--- BEGIN Dataset entries ---
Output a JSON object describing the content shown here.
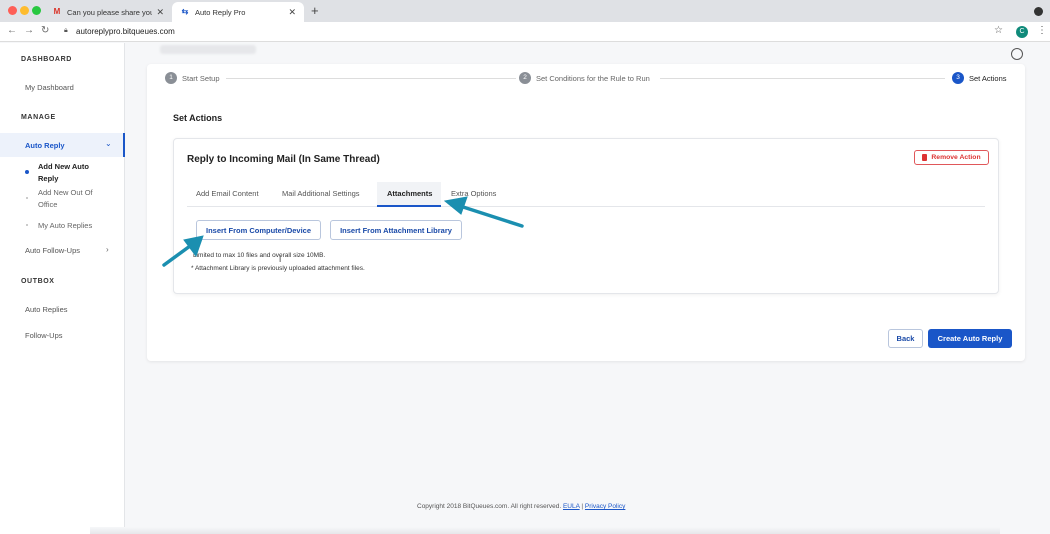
{
  "browser": {
    "tabs": [
      {
        "title": "Can you please share your me",
        "icon": "gmail-icon"
      },
      {
        "title": "Auto Reply Pro",
        "icon": "auto-reply-pro-icon"
      }
    ],
    "url": "autoreplypro.bitqueues.com",
    "profile_initial": "C"
  },
  "sidebar": {
    "dashboard_heading": "DASHBOARD",
    "my_dashboard": "My Dashboard",
    "manage_heading": "MANAGE",
    "auto_reply": "Auto Reply",
    "sub_items": [
      "Add New Auto Reply",
      "Add New Out Of Office",
      "My Auto Replies"
    ],
    "auto_followups": "Auto Follow-Ups",
    "outbox_heading": "OUTBOX",
    "outbox_auto_replies": "Auto Replies",
    "outbox_followups": "Follow-Ups"
  },
  "stepper": {
    "steps": [
      {
        "num": "1",
        "label": "Start Setup"
      },
      {
        "num": "2",
        "label": "Set Conditions for the Rule to Run"
      },
      {
        "num": "3",
        "label": "Set Actions"
      }
    ],
    "active_step": 3
  },
  "section_title": "Set Actions",
  "action": {
    "title": "Reply to Incoming Mail (In Same Thread)",
    "remove_label": "Remove Action",
    "tabs": [
      "Add Email Content",
      "Mail Additional Settings",
      "Attachments",
      "Extra Options"
    ],
    "active_tab": "Attachments",
    "insert_computer": "Insert From Computer/Device",
    "insert_library": "Insert From Attachment Library",
    "note1": "Limited to max 10 files and overall size 10MB.",
    "note2": "* Attachment Library is previously uploaded attachment files."
  },
  "buttons": {
    "back": "Back",
    "create": "Create Auto Reply"
  },
  "footer": {
    "copyright": "Copyright 2018 BitQueues.com. All right reserved.",
    "eula": "EULA",
    "separator": "|",
    "privacy": "Privacy Policy"
  },
  "colors": {
    "accent": "#1a56c8",
    "danger": "#d33333",
    "annotation_arrow": "#1b8fb0"
  }
}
--- END Dataset entries ---
__Task description__
Isolate the lines that hold the word "Insert" and copy all of them.

__Finished answer__
    "insert_computer": "Insert From Computer/Device",
    "insert_library": "Insert From Attachment Library",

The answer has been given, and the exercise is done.